Directions for this task: Pick out each line below containing "téléphone".

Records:

>> START

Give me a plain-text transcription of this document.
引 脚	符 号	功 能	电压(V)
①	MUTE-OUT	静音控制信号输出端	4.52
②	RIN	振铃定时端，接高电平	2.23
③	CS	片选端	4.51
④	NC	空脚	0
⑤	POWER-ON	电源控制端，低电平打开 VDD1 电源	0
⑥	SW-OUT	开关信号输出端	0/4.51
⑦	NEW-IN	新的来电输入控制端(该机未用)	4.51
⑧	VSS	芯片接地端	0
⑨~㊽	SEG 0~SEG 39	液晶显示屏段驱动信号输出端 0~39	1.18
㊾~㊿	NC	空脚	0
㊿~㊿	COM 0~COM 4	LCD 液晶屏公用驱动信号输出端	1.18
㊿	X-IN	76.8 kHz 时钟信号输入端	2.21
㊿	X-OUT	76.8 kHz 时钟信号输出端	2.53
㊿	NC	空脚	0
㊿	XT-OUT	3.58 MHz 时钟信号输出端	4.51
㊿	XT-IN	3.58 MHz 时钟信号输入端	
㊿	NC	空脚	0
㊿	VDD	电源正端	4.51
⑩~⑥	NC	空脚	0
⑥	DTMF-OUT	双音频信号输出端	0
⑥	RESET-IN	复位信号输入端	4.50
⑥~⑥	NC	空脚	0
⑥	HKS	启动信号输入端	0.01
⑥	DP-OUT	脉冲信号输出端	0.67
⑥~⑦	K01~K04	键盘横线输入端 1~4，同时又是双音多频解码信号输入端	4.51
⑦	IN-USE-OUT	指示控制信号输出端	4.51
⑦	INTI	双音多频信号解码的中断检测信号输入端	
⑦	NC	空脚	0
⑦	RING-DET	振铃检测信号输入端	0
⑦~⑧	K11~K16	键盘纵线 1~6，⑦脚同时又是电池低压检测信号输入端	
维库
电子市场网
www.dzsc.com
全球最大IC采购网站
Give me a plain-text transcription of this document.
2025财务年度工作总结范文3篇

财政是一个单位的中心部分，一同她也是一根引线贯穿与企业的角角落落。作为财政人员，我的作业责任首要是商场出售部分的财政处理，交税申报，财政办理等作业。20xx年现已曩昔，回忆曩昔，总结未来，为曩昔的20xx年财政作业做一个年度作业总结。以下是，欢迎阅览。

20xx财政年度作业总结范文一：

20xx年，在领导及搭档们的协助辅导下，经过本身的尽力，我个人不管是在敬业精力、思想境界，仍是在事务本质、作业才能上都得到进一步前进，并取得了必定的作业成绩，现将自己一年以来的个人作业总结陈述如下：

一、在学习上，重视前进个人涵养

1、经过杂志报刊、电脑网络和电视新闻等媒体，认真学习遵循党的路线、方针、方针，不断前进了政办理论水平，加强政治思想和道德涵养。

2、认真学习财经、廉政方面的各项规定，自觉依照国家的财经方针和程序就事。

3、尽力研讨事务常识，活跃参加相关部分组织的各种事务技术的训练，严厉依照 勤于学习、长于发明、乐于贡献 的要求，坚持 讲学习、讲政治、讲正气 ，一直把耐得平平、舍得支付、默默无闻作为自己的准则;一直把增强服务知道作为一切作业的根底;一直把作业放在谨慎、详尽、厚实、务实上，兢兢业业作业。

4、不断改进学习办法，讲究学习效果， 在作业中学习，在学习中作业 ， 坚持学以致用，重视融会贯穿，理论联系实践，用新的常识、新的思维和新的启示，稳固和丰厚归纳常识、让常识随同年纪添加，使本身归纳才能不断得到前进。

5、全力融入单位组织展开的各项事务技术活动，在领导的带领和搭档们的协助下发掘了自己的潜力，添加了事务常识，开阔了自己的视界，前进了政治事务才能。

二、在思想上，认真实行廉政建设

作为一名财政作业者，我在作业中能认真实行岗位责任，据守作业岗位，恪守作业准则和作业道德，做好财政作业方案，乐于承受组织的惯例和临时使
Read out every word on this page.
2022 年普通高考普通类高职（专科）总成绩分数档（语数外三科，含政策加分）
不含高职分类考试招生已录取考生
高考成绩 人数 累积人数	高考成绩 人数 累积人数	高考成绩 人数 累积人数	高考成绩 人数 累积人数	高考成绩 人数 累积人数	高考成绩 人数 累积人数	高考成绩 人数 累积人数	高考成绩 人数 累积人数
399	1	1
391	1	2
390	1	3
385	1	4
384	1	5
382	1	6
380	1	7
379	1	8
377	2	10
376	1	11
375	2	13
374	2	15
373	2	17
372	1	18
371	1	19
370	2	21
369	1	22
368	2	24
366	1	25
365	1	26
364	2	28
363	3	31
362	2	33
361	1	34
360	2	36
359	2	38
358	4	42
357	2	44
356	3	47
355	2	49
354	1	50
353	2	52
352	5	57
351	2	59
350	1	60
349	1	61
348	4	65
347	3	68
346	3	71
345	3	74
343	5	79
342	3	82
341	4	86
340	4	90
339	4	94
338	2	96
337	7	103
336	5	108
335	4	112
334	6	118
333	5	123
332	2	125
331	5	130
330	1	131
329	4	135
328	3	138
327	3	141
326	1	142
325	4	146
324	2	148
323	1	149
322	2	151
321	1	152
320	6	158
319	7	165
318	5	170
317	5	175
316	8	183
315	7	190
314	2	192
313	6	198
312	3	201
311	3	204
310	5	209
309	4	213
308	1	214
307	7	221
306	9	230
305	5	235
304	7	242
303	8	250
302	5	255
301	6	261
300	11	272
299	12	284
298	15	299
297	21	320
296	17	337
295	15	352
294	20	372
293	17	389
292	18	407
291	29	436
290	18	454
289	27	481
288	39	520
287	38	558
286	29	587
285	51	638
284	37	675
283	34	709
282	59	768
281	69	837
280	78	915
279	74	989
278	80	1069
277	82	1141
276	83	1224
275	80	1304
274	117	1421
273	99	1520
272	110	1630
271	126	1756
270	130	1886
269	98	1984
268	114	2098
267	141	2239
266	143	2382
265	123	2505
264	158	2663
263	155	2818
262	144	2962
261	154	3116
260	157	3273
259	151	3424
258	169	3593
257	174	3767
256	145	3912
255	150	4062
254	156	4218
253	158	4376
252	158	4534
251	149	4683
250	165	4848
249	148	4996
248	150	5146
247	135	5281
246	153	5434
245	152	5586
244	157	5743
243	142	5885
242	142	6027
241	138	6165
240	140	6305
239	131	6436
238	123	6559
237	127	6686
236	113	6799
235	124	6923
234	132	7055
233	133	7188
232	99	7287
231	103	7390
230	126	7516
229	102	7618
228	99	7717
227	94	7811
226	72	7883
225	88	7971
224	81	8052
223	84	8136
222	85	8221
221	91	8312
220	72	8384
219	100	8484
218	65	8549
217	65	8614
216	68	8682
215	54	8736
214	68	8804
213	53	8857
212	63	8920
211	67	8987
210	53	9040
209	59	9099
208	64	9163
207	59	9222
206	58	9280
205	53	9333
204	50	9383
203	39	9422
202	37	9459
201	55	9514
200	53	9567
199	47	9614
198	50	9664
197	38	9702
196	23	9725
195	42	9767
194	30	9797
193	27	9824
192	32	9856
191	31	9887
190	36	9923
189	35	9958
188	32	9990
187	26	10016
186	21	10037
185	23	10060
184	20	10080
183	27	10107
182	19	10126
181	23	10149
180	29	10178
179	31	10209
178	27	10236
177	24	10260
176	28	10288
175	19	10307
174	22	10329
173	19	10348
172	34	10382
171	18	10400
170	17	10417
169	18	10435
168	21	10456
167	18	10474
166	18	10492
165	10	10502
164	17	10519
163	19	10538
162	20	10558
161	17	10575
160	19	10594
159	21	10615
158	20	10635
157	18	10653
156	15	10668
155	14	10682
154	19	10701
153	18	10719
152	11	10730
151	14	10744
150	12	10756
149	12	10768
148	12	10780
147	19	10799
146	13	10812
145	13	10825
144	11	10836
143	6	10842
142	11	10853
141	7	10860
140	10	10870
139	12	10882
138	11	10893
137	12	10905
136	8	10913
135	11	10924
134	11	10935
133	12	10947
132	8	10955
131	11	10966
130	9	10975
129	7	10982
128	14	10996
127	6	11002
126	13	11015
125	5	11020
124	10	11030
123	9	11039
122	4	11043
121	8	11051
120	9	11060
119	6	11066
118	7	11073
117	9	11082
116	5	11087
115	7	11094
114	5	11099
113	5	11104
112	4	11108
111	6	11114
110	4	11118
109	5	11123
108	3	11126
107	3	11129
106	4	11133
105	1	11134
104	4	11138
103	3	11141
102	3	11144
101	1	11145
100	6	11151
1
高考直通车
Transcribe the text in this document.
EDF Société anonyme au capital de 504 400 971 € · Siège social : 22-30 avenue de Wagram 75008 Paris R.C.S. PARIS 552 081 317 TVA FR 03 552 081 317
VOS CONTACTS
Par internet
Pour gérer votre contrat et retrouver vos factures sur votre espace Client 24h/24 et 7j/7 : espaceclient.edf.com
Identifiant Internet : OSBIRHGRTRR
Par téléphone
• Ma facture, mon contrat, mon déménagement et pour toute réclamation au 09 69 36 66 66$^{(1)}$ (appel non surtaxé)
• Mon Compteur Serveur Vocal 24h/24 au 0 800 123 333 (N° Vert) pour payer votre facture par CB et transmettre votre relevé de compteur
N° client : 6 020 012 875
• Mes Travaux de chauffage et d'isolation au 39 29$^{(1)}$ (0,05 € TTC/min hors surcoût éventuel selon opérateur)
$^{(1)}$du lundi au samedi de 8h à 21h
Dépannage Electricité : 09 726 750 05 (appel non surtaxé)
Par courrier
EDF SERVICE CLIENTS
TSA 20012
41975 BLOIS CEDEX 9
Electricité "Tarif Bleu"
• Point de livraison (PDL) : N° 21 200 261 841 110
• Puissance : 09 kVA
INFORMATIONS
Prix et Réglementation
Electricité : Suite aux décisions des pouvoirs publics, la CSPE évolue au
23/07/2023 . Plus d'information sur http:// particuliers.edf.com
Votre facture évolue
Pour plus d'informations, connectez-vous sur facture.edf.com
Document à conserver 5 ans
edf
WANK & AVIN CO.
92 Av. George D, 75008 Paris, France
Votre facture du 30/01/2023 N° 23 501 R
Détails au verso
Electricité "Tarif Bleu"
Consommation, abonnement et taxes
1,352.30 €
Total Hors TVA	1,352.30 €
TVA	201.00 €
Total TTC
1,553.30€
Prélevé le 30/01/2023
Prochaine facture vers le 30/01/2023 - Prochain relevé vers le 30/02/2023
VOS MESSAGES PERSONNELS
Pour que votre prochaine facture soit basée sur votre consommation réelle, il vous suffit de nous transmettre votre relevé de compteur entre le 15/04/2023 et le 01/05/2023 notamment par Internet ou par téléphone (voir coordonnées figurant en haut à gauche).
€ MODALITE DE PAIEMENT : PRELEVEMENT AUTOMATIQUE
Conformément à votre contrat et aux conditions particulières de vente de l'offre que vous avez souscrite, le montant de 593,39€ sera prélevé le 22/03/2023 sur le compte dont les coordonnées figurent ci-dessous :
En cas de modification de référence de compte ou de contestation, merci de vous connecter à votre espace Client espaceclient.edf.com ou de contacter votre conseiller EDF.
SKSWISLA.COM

>> END

Written answer:
Par téléphone
Pour que votre prochaine facture soit basée sur votre consommation réelle, il vous suffit de nous transmettre votre relevé de compteur entre le 15/04/2023 et le 01/05/2023 notamment par Internet ou par téléphone (voir coordonnées figurant en haut à gauche).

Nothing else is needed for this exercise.